■ STATED TASK
Extract, from the records beneath this instruction, each line that contains the word "아파트값".

■ INPUT

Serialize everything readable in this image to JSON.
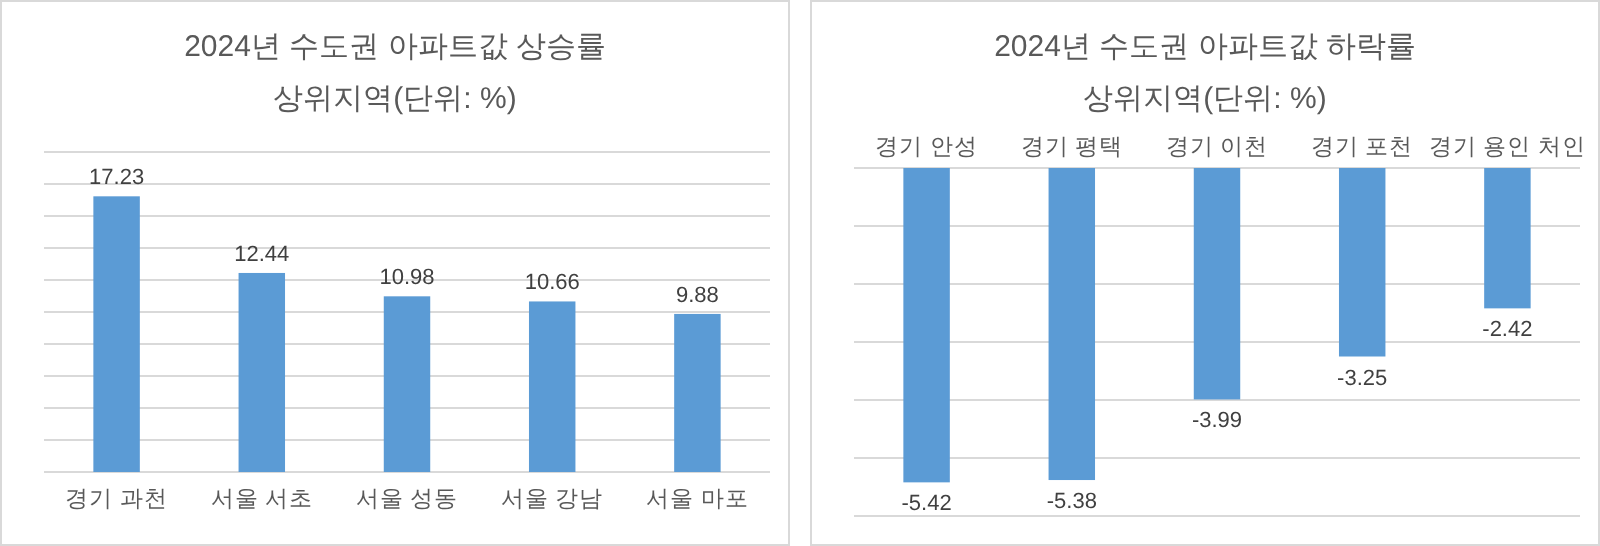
{
  "chart_data": [
    {
      "type": "bar",
      "title": "2024년 수도권 아파트값 상승률",
      "subtitle": "상위지역(단위: %)",
      "categories": [
        "경기 과천",
        "서울 서초",
        "서울 성동",
        "서울 강남",
        "서울 마포"
      ],
      "values": [
        17.23,
        12.44,
        10.98,
        10.66,
        9.88
      ],
      "color": "#5b9bd5",
      "ylim": [
        0,
        20
      ],
      "yticks": [
        {
          "value": 0,
          "label": null
        },
        {
          "value": 2,
          "label": null
        },
        {
          "value": 4,
          "label": null
        },
        {
          "value": 6,
          "label": null
        },
        {
          "value": 8,
          "label": null
        },
        {
          "value": 10,
          "label": null
        },
        {
          "value": 12,
          "label": null
        },
        {
          "value": 14,
          "label": null
        },
        {
          "value": 16,
          "label": null
        },
        {
          "value": 18,
          "label": null
        },
        {
          "value": 20,
          "label": null
        }
      ],
      "tick_labels": "x",
      "grid": "y",
      "data_labels": true
    },
    {
      "type": "bar",
      "title": "2024년 수도권 아파트값 하락률",
      "subtitle": "상위지역(단위: %)",
      "categories": [
        "경기 안성",
        "경기 평택",
        "경기 이천",
        "경기 포천",
        "경기 용인 처인"
      ],
      "values": [
        -5.42,
        -5.38,
        -3.99,
        -3.25,
        -2.42
      ],
      "color": "#5b9bd5",
      "ylim": [
        -6,
        0
      ],
      "yticks": [
        {
          "value": -6,
          "label": null
        },
        {
          "value": -5,
          "label": null
        },
        {
          "value": -4,
          "label": null
        },
        {
          "value": -3,
          "label": null
        },
        {
          "value": -2,
          "label": null
        },
        {
          "value": -1,
          "label": null
        },
        {
          "value": 0,
          "label": null
        }
      ],
      "tick_labels": "x",
      "grid": "y",
      "data_labels": true
    }
  ]
}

■ RESULT FOR THIS EXERCISE
      "title": "2024년 수도권 아파트값 상승률",
      "title": "2024년 수도권 아파트값 하락률",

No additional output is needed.